■ **Vorliegender Text**
Zwar ist das diesbezügliche Gesetz noch nicht durch den Nationalrat durch. Die Linksparteien im Parlament wollen den Prozentsatz sogar noch erhöhen, weil sie das Ideologieprojekt einer Zwangsgesamtschule für alle 10- bis 14-Jährigen mit klassenkämpferischer Verbissenheit verfolgen. Dabei zeigen sämtliche Umfragen, dass die Eltern mit massiver Mehrheit die Zwangsgesamtschule ablehnen, auch wenn diese „nur“ zu 15 Prozent kommt.
Aber es gibt trotz dieser momentanen parlamentarischen Holperstrecke kaum Zweifel, dass das 15-prozentige Einknicken der ÖVP dann auch im Parlament zur gesetzlichen Realität werden wird. Wenn nicht noch Schlimmeres. Die Schwarzen lassen sich auf ihrem Selbstmordtrip nicht einmal dadurch aufhalten, dass sie dadurch wieder etliche Stimmprozente an die FPÖ verlieren werden (oder denken dort manche: Bald haben wir eh nichts mehr zu verlieren, daher kann uns das wurscht sein?).
Die meisten anderen Bundesländer bis auf das Burgenland dürften bei den 15 Prozent freilich nicht mitmachen. Die Länder mit einem funktionierenden und bei allen Tests hervorragend abschneidenden Schulsystem wie Ober- oder Niederösterreich schon gar nicht. Aber auch in den beiden mit ÖVP-Mehrheit regierten Bundesländern im Westen, wo die Landesregierungen einige Zeit für die Gesamtschule aufgetreten sind, bekommt man jetzt zunehmend eiskalte Füße. Denn wo auch immer in den letzten Wochen durchgesickert ist, dass beim regionalen Gymnasium die Unterstufe aufgegeben werden könnte, erhebt sich ein gewaltiger Proteststurm, der von Osttirol bis Landeck und Vorarlberg für die ÖVP verheerend werden könnte.
Das einzige Argument, das von Tirols Machthabern immer wieder für die Gesamtschule ins Treffen geführt worden ist, ist absolut faktenwidrig. Es lautet in den Worten der gesamtschuleuphorischen Tiroler Schullandesrätin Palfrader: „In Südtirol funktioniert die gemeinsame Schule seit 30 Jahren.“
Das ist schlicht gelogen. Denn in Südtirol gibt es gar keine gemeinsame Schule. Das sollte man auch in Innsbruck wissen. Dort gibt es seit langem eine strenge Trennung: Hie die deutschen Schulen, die gute Erfolge haben; dort die italienischen Schulen mit schlechten Ergebnissen. In Pisa-Punkten gemessen (wenn man schon diesen nicht unproblematischen Test ständig als Maß aller Dinge heranzieht): Österreich hatte beim letzten Pisa-Test 490 Punkte; die deutschen Schulen Südtirols hatten 503 – die italienischen hingegen nur 474.

■ **Vorliegende Daten**
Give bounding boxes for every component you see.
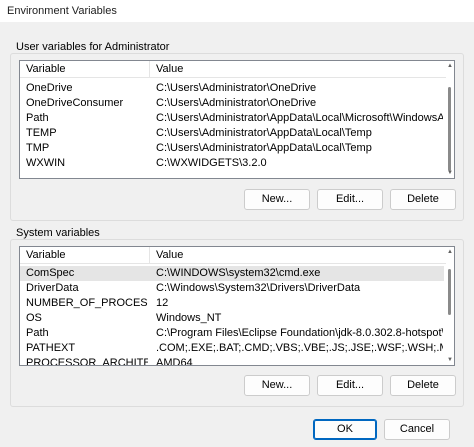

■ **Aufgabe**
Knüpfe an den Text über den Streit um die Gesamtschule an und schreibe ihn nach seinem letzten Satz weiter.

■ **Ergebnis**
Der Unterschied liegt nun nicht etwa darin, dass Italiener generell dümmer wären, sondern in einem anderen Aspekt, der aus politisch-korrekter Blindheit aber meist ignoriert oder verschwiegen wird: Das ist der ganz unterschiedliche Anteil von Migranten-Kindern mit anderen Muttersprachen. In den deutschsprachigen Schulen liegt deren Anteil nämlich knapp über 3 Prozent, in den italienischsprachigen hingegen über 13 Prozent, ist also viermal so hoch!
Es können wirklich nur Dummköpfe – oder Ideologen sein, die dieses Faktum nicht zur Kenntnis nehmen.
Die unterschiedlichen Migrantenanteile erklären auch international weitaus am signifikantesten die Unterschiede in den Pisa-Ergebnissen. Bei diesen landet Österreich ja nur im Mittelfeld. Aber wirklich alle bei Pisa vor Österreich liegenden Länder von Finnland bis Südkorea haben im Vergleich zur Republik einen sehr geringen Anteil solcher Migranten, jeweils einen Bruchteil des österreichischen.
Das Vorhandensein von Gesamtschulen in vielen Ländern kann hingegen gar nichts erklären: Denn auch alle weit hinter Österreich liegenden Länder haben Zwangsgesamtschulen. Und in Deutschland – wo es überall einen hohen Migrantenanteil gibt – liegen die Bundesländer mit achtjährigem Gymnasium weit vor den Gesamtschulbundesländern.
Politiker mögen diese statistisch eindeutige Korrelation – wohl weil nicht politisch-korrekt – verschweigen. Die bildungsorientierten Mittelschicht-Eltern, die für ihre Kinder eine gute Zukunft wollen, kennen sie aber sehr wohl. In Wien ist ihnen das besonders bewusst, wo jetzt schon über 60(!) Prozent der Kinder, die ins Schulsystem kommen, daheim eine andere Sprache als Deutsch sprechen.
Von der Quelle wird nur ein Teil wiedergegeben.